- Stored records
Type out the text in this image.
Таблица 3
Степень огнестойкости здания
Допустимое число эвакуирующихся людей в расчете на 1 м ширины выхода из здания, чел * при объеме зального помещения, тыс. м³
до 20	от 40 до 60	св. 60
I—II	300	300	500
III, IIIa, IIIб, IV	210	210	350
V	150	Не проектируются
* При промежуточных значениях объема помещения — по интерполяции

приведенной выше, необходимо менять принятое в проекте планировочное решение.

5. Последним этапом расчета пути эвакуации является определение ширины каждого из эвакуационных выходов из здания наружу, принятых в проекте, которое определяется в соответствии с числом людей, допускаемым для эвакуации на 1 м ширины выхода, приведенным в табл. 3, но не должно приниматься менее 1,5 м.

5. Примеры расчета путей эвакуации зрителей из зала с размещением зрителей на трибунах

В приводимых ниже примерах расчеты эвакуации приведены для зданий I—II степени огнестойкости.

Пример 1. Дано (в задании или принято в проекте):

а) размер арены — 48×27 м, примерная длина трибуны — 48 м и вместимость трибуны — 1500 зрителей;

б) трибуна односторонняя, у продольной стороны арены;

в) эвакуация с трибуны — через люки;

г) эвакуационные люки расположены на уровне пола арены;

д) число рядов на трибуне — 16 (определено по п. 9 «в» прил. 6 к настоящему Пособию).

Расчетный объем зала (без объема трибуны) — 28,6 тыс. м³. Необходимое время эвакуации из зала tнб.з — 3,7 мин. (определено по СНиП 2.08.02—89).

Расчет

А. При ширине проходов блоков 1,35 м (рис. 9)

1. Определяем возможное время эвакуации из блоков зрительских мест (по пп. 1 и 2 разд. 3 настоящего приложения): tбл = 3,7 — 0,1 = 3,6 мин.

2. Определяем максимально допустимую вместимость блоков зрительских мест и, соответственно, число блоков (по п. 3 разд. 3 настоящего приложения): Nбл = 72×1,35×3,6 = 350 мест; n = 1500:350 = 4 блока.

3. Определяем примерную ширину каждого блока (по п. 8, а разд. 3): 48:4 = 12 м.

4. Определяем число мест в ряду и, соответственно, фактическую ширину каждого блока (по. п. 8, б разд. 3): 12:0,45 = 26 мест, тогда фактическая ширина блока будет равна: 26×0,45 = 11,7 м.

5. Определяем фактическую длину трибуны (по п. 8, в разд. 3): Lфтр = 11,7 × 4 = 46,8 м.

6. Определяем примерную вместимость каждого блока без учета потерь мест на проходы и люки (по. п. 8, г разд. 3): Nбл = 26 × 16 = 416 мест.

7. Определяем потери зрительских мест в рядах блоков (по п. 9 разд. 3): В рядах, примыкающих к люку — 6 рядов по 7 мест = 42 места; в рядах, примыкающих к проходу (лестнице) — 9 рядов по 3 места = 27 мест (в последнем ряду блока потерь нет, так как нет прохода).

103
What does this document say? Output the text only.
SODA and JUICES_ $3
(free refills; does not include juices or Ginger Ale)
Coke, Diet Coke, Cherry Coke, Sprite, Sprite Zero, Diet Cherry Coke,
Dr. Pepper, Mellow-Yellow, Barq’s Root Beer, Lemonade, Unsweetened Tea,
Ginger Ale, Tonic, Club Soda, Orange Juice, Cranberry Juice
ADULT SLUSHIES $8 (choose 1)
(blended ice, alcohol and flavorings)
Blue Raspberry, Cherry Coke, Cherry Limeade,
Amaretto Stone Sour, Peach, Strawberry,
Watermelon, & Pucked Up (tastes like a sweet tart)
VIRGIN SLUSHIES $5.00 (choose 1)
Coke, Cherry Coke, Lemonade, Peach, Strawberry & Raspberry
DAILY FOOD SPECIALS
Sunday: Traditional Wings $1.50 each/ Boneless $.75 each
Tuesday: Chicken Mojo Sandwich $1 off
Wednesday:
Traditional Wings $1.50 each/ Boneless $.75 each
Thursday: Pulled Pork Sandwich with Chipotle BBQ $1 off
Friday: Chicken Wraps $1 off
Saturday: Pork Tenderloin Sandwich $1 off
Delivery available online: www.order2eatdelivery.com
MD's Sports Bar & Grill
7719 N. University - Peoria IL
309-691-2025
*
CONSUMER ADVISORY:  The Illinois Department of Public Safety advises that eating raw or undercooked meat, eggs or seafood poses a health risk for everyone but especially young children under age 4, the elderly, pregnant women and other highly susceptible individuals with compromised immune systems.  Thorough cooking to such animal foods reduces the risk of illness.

- What the task requires
Tell how many lines contain the word "трибуны", using only the number.

- Written response
4